Stored data
___

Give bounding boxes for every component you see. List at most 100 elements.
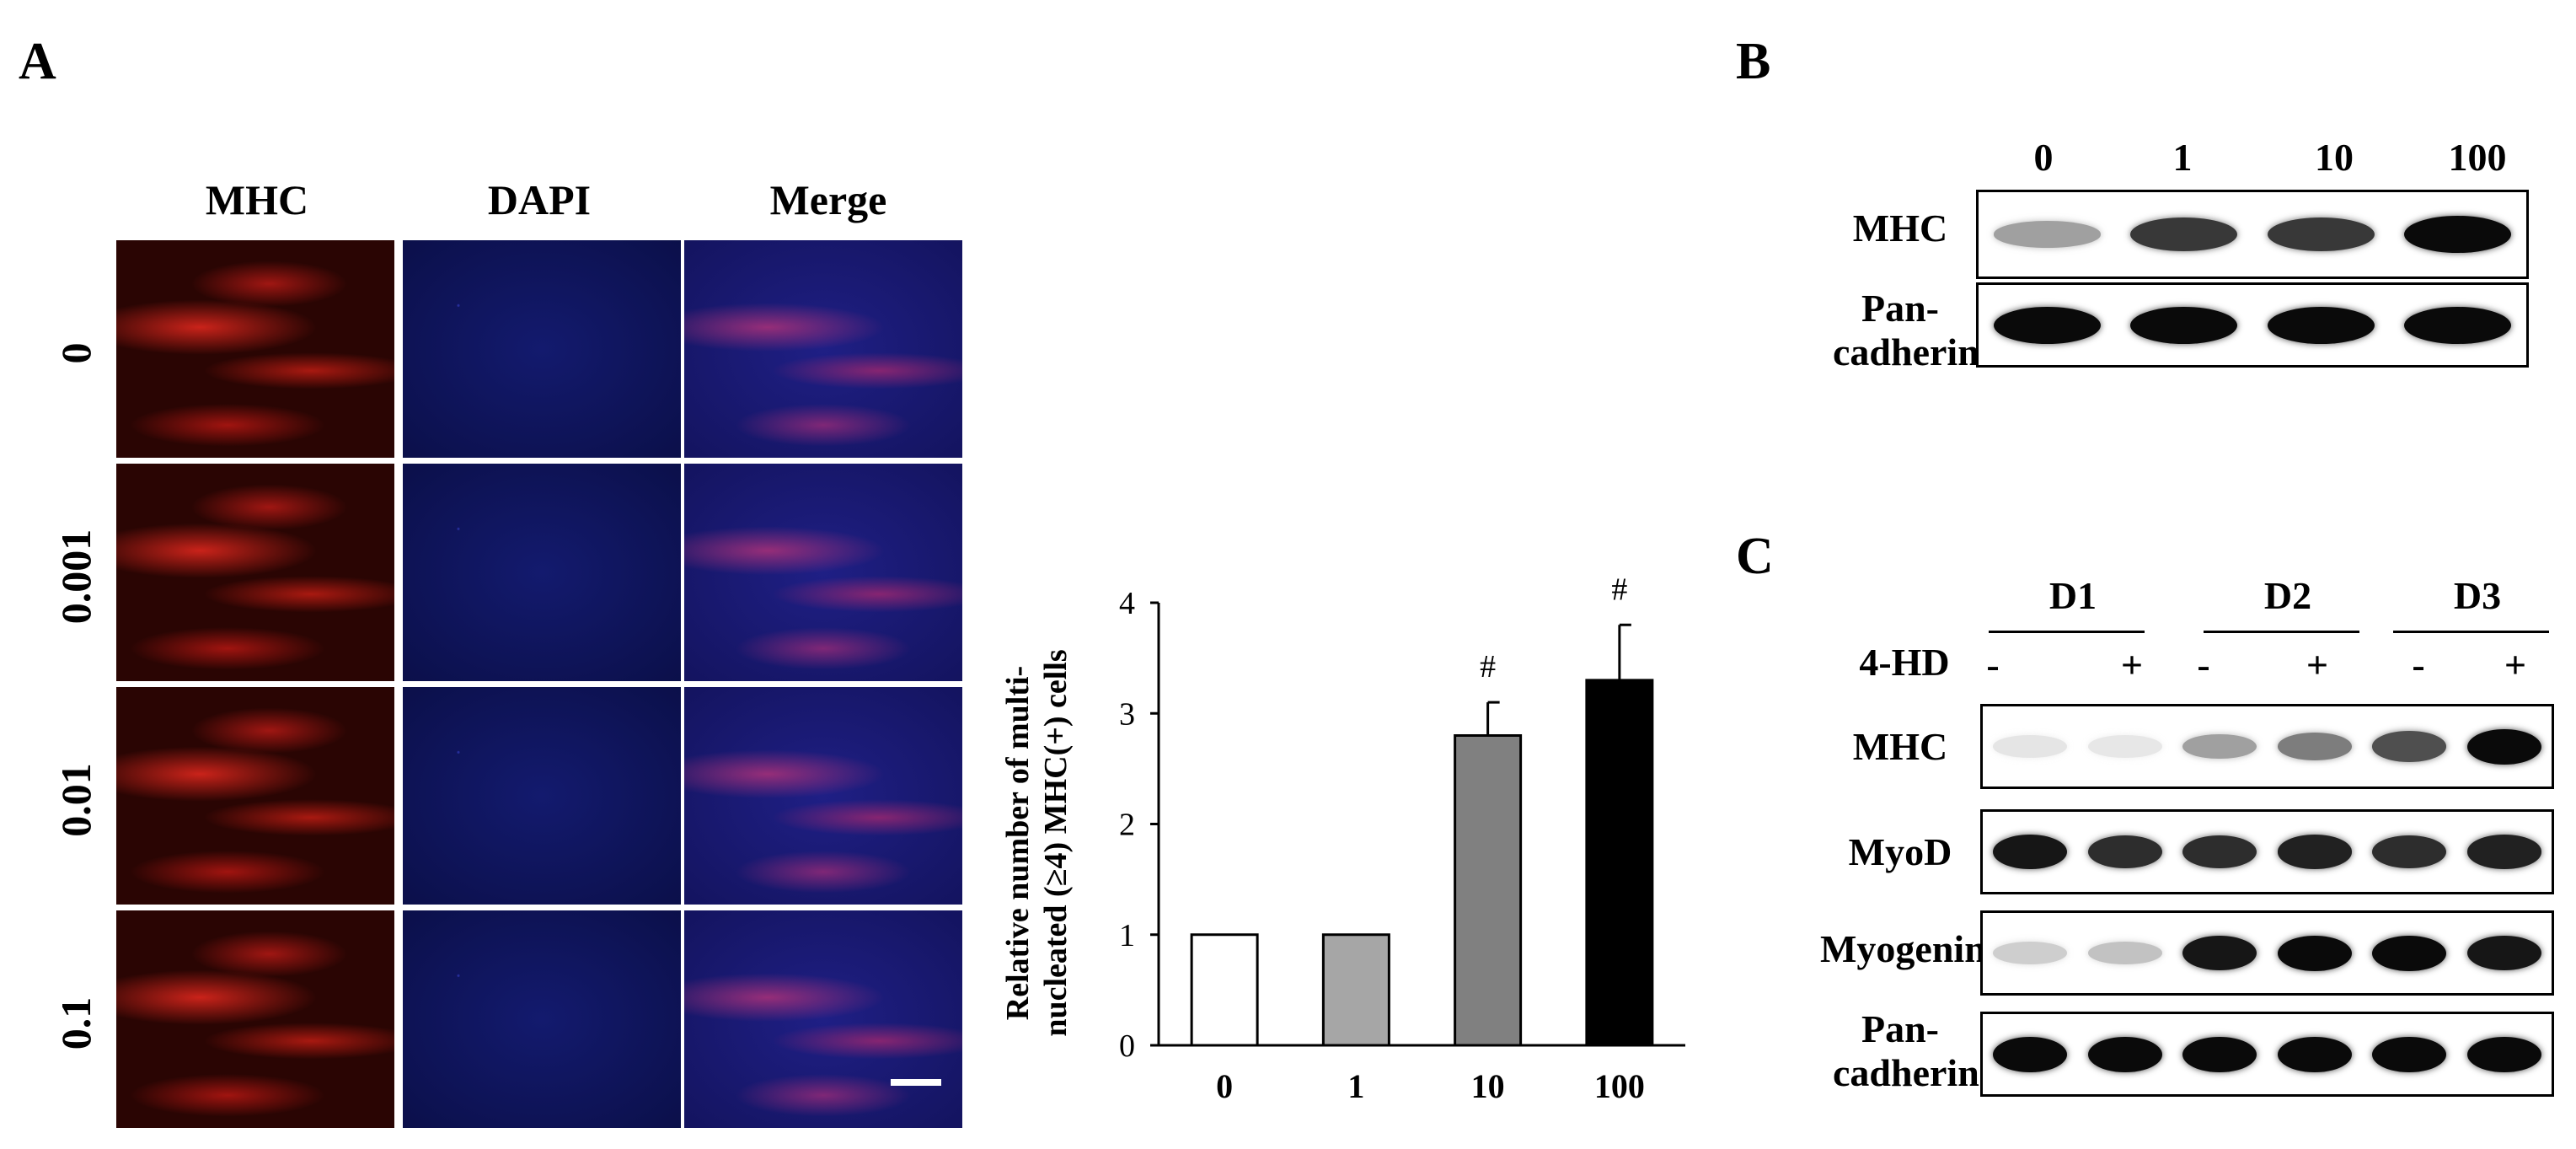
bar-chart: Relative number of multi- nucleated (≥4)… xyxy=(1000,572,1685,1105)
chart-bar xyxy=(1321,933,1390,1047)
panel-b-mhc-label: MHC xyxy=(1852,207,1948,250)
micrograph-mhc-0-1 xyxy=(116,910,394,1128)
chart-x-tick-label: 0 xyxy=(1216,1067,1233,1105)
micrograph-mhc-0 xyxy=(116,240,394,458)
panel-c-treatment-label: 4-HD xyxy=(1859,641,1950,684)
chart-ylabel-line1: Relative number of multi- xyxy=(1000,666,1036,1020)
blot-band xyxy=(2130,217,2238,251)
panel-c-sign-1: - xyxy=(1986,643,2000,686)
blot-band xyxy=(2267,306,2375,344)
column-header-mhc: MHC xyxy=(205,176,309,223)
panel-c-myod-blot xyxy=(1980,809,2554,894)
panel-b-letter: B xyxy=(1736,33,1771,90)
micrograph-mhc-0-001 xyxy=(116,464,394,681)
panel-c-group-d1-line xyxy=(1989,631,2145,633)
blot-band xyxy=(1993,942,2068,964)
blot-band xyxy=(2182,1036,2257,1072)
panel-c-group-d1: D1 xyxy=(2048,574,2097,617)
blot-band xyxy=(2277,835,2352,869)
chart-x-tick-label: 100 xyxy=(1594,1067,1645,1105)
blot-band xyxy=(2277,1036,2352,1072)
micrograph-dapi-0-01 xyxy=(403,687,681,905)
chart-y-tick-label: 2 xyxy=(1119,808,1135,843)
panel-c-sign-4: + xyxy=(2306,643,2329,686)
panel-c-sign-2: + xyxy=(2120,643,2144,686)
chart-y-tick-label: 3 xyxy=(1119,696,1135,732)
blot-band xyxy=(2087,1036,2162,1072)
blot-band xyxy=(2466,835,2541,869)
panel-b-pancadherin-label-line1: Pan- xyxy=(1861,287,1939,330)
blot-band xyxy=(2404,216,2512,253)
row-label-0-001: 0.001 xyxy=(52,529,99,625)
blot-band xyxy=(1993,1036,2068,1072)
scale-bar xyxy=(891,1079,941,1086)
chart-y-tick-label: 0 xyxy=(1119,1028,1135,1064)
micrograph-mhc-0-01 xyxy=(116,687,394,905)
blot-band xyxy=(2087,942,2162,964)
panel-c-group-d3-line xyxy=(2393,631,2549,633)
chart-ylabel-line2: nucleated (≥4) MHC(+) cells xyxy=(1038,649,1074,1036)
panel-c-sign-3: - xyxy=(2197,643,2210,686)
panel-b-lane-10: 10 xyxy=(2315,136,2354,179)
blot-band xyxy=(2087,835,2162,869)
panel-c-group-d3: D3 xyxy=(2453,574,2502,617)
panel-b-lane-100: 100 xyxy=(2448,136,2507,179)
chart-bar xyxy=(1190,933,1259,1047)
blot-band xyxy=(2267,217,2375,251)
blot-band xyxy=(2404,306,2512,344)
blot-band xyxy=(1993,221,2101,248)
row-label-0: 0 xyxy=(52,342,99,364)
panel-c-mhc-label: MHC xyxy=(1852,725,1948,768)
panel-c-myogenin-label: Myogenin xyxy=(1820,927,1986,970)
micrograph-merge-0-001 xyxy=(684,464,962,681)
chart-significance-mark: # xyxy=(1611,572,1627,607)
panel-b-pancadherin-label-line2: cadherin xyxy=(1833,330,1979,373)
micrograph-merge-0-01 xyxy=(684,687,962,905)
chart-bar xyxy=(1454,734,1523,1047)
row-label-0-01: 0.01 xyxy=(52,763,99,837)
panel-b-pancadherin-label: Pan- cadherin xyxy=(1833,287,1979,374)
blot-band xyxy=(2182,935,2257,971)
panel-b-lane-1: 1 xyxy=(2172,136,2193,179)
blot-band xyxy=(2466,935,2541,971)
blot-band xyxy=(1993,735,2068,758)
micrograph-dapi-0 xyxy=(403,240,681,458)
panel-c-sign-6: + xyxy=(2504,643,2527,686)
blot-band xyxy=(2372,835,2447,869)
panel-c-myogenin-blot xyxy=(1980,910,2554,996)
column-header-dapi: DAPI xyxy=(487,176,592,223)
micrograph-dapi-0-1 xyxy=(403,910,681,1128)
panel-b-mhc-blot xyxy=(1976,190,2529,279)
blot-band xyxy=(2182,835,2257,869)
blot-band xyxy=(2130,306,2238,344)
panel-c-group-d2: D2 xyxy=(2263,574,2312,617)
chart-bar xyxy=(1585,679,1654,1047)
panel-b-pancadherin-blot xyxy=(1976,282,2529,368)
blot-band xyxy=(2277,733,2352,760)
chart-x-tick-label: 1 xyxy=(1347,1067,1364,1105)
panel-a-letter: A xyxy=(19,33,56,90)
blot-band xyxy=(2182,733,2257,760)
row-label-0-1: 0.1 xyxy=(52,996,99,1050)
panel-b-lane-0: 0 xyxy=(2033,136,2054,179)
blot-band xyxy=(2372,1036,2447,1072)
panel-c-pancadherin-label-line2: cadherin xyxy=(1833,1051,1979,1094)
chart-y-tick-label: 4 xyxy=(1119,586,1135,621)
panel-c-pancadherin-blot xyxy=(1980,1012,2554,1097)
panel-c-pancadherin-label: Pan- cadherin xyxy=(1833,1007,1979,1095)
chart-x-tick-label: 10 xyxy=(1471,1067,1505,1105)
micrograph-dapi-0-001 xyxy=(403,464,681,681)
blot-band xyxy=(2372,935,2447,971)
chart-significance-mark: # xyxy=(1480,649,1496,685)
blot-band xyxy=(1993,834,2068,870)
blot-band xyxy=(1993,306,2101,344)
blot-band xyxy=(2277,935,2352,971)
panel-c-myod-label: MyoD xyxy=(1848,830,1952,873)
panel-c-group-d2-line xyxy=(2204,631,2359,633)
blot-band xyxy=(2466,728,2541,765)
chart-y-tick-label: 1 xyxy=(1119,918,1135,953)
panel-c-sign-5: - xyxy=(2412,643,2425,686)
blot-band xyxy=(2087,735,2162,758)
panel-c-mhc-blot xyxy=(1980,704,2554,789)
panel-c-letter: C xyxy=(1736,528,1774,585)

___

- [WORK INSTRUCTION]: Your output should be the records above, duplicated exactly and picture-free.

- [RESPONSE BELOW]:
Give bounding boxes for every component you see. List at most 100 elements.
bar-chart: Relative number of multi- nucleated (≥4)… xyxy=(1000,572,1685,1105)
chart-bar xyxy=(1321,933,1390,1047)
panel-b-mhc-label: MHC xyxy=(1852,207,1948,250)
micrograph-mhc-0-1 xyxy=(116,910,394,1128)
chart-x-tick-label: 0 xyxy=(1216,1067,1233,1105)
micrograph-mhc-0 xyxy=(116,240,394,458)
panel-c-treatment-label: 4-HD xyxy=(1859,641,1950,684)
chart-ylabel-line1: Relative number of multi- xyxy=(1000,666,1036,1020)
blot-band xyxy=(2130,217,2238,251)
panel-c-sign-1: - xyxy=(1986,643,2000,686)
blot-band xyxy=(2267,306,2375,344)
column-header-mhc: MHC xyxy=(205,176,309,223)
panel-c-myod-blot xyxy=(1980,809,2554,894)
panel-b-letter: B xyxy=(1736,33,1771,90)
micrograph-mhc-0-001 xyxy=(116,464,394,681)
panel-c-group-d1-line xyxy=(1989,631,2145,633)
blot-band xyxy=(1993,942,2068,964)
blot-band xyxy=(2182,1036,2257,1072)
panel-c-group-d1: D1 xyxy=(2048,574,2097,617)
blot-band xyxy=(2277,835,2352,869)
chart-x-tick-label: 100 xyxy=(1594,1067,1645,1105)
blot-band xyxy=(2277,1036,2352,1072)
micrograph-dapi-0-01 xyxy=(403,687,681,905)
chart-y-tick-label: 2 xyxy=(1119,808,1135,843)
panel-c-sign-4: + xyxy=(2306,643,2329,686)
panel-c-sign-2: + xyxy=(2120,643,2144,686)
chart-y-tick-label: 3 xyxy=(1119,696,1135,732)
blot-band xyxy=(2087,1036,2162,1072)
blot-band xyxy=(2466,835,2541,869)
panel-b-pancadherin-label-line1: Pan- xyxy=(1861,287,1939,330)
blot-band xyxy=(2404,216,2512,253)
row-label-0-001: 0.001 xyxy=(52,529,99,625)
blot-band xyxy=(1993,1036,2068,1072)
scale-bar xyxy=(891,1079,941,1086)
chart-y-tick-label: 0 xyxy=(1119,1028,1135,1064)
micrograph-mhc-0-01 xyxy=(116,687,394,905)
blot-band xyxy=(2087,942,2162,964)
panel-c-group-d3-line xyxy=(2393,631,2549,633)
chart-ylabel-line2: nucleated (≥4) MHC(+) cells xyxy=(1038,649,1074,1036)
panel-c-sign-3: - xyxy=(2197,643,2210,686)
panel-b-lane-10: 10 xyxy=(2315,136,2354,179)
blot-band xyxy=(2087,835,2162,869)
panel-c-group-d3: D3 xyxy=(2453,574,2502,617)
panel-b-lane-100: 100 xyxy=(2448,136,2507,179)
chart-bar xyxy=(1190,933,1259,1047)
blot-band xyxy=(2267,217,2375,251)
blot-band xyxy=(2404,306,2512,344)
blot-band xyxy=(1993,221,2101,248)
row-label-0: 0 xyxy=(52,342,99,364)
panel-c-mhc-label: MHC xyxy=(1852,725,1948,768)
panel-c-myogenin-label: Myogenin xyxy=(1820,927,1986,970)
micrograph-merge-0-001 xyxy=(684,464,962,681)
chart-significance-mark: # xyxy=(1611,572,1627,607)
panel-b-pancadherin-label-line2: cadherin xyxy=(1833,330,1979,373)
micrograph-merge-0-01 xyxy=(684,687,962,905)
chart-bar xyxy=(1454,734,1523,1047)
row-label-0-01: 0.01 xyxy=(52,763,99,837)
panel-b-pancadherin-label: Pan- cadherin xyxy=(1833,287,1979,374)
blot-band xyxy=(2182,935,2257,971)
panel-b-lane-1: 1 xyxy=(2172,136,2193,179)
blot-band xyxy=(2466,935,2541,971)
blot-band xyxy=(1993,735,2068,758)
micrograph-dapi-0 xyxy=(403,240,681,458)
panel-c-sign-6: + xyxy=(2504,643,2527,686)
blot-band xyxy=(2372,835,2447,869)
panel-c-myogenin-blot xyxy=(1980,910,2554,996)
column-header-dapi: DAPI xyxy=(487,176,592,223)
micrograph-dapi-0-1 xyxy=(403,910,681,1128)
panel-b-mhc-blot xyxy=(1976,190,2529,279)
blot-band xyxy=(2182,835,2257,869)
blot-band xyxy=(2130,306,2238,344)
panel-c-group-d2: D2 xyxy=(2263,574,2312,617)
chart-bar xyxy=(1585,679,1654,1047)
panel-b-pancadherin-blot xyxy=(1976,282,2529,368)
blot-band xyxy=(2277,733,2352,760)
chart-x-tick-label: 1 xyxy=(1347,1067,1364,1105)
panel-a-letter: A xyxy=(19,33,56,90)
blot-band xyxy=(2182,733,2257,760)
row-label-0-1: 0.1 xyxy=(52,996,99,1050)
panel-b-lane-0: 0 xyxy=(2033,136,2054,179)
blot-band xyxy=(2372,1036,2447,1072)
panel-c-pancadherin-label-line2: cadherin xyxy=(1833,1051,1979,1094)
chart-y-tick-label: 4 xyxy=(1119,586,1135,621)
panel-c-pancadherin-blot xyxy=(1980,1012,2554,1097)
panel-c-pancadherin-label: Pan- cadherin xyxy=(1833,1007,1979,1095)
chart-x-tick-label: 10 xyxy=(1471,1067,1505,1105)
micrograph-dapi-0-001 xyxy=(403,464,681,681)
blot-band xyxy=(2372,935,2447,971)
chart-significance-mark: # xyxy=(1480,649,1496,685)
blot-band xyxy=(1993,834,2068,870)
blot-band xyxy=(1993,306,2101,344)
blot-band xyxy=(2277,935,2352,971)
panel-c-myod-label: MyoD xyxy=(1848,830,1952,873)
panel-c-group-d2-line xyxy=(2204,631,2359,633)
blot-band xyxy=(2466,728,2541,765)
chart-y-tick-label: 1 xyxy=(1119,918,1135,953)
panel-c-sign-5: - xyxy=(2412,643,2425,686)
blot-band xyxy=(2087,735,2162,758)
panel-c-mhc-blot xyxy=(1980,704,2554,789)
panel-c-letter: C xyxy=(1736,528,1774,585)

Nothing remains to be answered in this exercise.